* [EXERCISE TEXT]:
:::::

You can see though that our ideas were very rough - maybe you could repurpose keys on a keyboard or, as they did in the video - wire on/off buttons for everything: a button to turn left, a button to turn right, a button to fire, a button to thrust, etc.
By the time I was a kid we'd popularly moved on to Pong and pong-like games which had a physical knob, initially on the device itself. Later we'd separate those into physical corded paddles and add a button. Ohh, neat.
Very quickly came many takes on a joystick with a button (or two). Again, some tried more radical takes, like CalecoVision, which had a short stick with a fat head, two side triggers at the top of a whole number pad!
But, really, "a joystick that you 'grab' with one hand and a button or two" became the dominant paradigm. They had a definite "sameness" to the Atari 2600 model.
And for a the next several years most things just tweaked this a little bit. It was applied in arcades and on home computers and "game systems", but those ideas also wound up being applied to things like controlling heavy machinery.
Then, suddenly in the mid 1980s the original Nintendo was introduced here in the US. It said "Joystick? Hell no. They don't bring us joy." Instead, it introduced the d-pad, and two primary buttons, and two 'special' non-gameplay buttons arranged in the center. This was kind of the first big change in a while.
And then came some tweaking on the edges... A little bit later and we got the super Nintendo which gave us 4 gameplay buttons instead of two.
Then came something more radical. The 64 which came with a Frankenstein dpad + tiny thumb operated joystick and nine game play buttons, as well as radically changing the physical shape into some kind of monstrosity introducing "handles". Holy crap, what a monstrosity.
Then in 1997 we got the Playstation 1 controller: A d-pad, two thumbsticks with better shape and placement and basically 8 buttons - and... better handles.
What struck me was...
Wow - 1997 was a quarter of a century ago! A bit like my grandmother's radio, while there are certainly differences, I feel like there is a definite 'sameness' to controls for game systems today. They have many other kinds of advances - haptics, pitch and roll stuff, a touch pad inspired by other innovations, and now in the ps5 some resistance stuff... But really, they are very similar at their core in terms of how you interact with them, and these have all been bolted on at the edges. Anyone who played PS1 games could pretty easily jump into a PS5 controller. And there's a lot of good to that. It clearly works well.

:::::

* [DATA SUPPLIED]:
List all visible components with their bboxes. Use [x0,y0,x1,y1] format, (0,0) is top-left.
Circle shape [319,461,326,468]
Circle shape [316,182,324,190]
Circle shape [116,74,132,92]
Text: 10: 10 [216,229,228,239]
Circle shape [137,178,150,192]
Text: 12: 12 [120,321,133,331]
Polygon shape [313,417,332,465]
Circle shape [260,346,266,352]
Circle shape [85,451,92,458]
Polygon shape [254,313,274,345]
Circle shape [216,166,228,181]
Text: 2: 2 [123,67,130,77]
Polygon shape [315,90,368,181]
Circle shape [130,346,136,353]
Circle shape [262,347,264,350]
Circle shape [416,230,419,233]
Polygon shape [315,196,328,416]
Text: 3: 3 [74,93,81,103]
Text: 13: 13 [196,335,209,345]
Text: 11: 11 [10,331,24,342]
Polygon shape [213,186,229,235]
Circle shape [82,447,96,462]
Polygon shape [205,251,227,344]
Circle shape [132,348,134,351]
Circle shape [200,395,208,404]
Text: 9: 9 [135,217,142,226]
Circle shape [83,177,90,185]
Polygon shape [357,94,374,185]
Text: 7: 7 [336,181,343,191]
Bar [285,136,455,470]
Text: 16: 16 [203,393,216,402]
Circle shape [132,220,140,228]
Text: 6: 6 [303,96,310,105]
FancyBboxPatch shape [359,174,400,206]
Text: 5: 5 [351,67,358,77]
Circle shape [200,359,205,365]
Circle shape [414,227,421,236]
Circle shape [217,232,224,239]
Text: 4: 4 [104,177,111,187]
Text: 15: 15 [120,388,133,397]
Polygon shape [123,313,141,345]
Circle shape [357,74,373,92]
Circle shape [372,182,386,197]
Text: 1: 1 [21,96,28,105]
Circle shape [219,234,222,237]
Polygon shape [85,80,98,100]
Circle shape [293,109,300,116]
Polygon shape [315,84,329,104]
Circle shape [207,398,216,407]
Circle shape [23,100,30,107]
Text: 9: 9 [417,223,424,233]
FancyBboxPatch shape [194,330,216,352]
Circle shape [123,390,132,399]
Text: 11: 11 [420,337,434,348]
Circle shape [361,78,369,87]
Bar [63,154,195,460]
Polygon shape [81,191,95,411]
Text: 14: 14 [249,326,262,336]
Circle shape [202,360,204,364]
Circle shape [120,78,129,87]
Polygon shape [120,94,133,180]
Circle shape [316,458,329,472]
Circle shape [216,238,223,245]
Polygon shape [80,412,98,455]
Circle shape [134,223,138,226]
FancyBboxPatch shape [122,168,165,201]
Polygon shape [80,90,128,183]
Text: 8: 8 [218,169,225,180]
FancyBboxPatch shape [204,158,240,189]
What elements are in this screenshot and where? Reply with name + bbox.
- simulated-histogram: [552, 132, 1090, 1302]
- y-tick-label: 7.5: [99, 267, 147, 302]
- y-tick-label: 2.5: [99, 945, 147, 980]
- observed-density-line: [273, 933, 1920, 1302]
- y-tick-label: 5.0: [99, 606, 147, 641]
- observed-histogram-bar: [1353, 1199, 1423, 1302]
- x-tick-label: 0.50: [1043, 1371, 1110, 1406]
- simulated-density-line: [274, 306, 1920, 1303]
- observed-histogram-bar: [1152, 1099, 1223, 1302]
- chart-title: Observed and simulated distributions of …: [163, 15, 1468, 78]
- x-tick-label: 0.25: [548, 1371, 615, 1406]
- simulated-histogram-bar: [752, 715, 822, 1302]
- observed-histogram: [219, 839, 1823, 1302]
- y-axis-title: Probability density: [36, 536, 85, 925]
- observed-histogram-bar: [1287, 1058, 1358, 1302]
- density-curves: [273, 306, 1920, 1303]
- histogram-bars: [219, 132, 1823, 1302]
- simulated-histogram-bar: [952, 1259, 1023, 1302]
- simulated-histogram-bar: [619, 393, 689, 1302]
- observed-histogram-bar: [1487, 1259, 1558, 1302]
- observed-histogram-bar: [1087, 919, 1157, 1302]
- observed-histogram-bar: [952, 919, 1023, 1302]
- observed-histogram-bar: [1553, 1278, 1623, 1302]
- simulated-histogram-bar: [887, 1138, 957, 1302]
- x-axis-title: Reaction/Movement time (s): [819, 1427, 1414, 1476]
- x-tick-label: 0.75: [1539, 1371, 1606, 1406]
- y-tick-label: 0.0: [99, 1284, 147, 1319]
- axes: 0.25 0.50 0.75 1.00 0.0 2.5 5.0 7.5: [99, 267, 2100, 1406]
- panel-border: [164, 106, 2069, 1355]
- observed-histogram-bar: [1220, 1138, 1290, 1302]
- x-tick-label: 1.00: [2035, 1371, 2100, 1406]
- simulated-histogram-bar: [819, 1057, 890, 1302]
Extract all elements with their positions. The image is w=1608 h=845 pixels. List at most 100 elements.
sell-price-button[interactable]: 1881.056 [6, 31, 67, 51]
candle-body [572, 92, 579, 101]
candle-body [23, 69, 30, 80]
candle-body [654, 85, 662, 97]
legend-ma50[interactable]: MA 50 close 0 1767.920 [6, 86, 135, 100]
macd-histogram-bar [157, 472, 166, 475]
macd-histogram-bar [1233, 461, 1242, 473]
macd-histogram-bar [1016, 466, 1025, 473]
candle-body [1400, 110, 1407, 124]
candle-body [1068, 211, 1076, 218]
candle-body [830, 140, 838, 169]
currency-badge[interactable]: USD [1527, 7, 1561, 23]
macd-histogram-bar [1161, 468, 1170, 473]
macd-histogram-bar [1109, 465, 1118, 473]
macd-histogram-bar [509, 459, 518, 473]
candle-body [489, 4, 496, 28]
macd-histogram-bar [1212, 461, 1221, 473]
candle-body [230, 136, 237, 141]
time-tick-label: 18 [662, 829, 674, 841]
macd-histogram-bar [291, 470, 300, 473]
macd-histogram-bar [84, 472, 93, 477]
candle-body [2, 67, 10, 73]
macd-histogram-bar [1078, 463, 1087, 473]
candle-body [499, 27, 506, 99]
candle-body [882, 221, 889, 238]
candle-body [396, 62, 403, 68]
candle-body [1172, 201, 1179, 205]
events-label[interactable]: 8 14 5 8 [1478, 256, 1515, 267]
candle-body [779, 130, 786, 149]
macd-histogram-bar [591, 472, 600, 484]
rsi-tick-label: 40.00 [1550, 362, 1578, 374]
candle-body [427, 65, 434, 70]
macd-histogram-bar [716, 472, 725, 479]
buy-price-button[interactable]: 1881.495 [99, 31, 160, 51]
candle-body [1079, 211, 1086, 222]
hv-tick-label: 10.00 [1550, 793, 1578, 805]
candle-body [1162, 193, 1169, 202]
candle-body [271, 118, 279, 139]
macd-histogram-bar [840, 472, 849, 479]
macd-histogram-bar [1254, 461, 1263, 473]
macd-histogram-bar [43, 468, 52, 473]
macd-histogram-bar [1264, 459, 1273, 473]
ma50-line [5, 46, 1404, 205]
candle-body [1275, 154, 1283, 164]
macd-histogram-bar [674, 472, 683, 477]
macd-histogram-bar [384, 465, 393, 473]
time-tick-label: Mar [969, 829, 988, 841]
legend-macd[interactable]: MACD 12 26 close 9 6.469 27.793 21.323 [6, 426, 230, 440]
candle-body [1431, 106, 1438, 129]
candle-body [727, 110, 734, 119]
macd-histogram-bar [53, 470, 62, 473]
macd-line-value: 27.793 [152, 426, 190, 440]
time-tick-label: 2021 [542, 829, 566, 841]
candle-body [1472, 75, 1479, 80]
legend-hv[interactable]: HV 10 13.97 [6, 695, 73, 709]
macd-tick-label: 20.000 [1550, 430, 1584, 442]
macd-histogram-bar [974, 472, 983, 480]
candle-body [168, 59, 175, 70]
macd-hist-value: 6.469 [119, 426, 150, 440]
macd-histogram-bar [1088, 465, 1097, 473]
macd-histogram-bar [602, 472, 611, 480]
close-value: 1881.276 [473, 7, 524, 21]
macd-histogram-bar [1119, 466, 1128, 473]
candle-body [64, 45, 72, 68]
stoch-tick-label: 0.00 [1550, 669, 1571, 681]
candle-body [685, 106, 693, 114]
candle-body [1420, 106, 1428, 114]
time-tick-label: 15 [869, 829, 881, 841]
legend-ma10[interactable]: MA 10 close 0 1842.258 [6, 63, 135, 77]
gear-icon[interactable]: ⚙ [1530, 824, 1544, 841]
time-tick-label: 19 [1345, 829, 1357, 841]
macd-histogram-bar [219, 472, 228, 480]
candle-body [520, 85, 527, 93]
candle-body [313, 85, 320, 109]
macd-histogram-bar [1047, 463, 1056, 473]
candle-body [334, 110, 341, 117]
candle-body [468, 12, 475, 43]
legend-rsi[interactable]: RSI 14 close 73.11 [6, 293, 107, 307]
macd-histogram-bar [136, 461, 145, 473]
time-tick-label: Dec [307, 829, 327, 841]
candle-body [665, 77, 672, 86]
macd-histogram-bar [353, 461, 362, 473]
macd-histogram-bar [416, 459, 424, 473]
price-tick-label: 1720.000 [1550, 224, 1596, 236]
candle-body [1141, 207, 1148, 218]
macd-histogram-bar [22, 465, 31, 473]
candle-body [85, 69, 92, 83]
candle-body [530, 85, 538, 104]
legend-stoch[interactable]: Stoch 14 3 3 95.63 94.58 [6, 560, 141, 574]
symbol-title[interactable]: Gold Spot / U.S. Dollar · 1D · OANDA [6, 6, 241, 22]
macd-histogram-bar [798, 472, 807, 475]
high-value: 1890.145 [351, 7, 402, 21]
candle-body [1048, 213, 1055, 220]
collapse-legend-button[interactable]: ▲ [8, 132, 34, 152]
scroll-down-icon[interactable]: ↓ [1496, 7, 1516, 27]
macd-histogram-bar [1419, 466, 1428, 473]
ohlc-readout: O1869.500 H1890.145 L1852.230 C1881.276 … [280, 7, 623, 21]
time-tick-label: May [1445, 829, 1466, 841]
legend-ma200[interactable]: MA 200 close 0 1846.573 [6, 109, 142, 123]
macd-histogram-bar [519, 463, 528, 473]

:::::

* [WHAT NEEDS TO BE DONE]:
In the text on game controllers:
1. How many gameplay buttons did the Super Nintendo give players?
2. In what year did the PlayStation 1 controller come out?
3. What did the original Nintendo introduce instead of a joystick?
Answer from the text alone, without outside knowledge.

* [SOLUTION]:
1. Four gameplay buttons, instead of two.
2. 1997.
3. The d-pad, along with two primary buttons and two "special" non-gameplay buttons arranged in the center.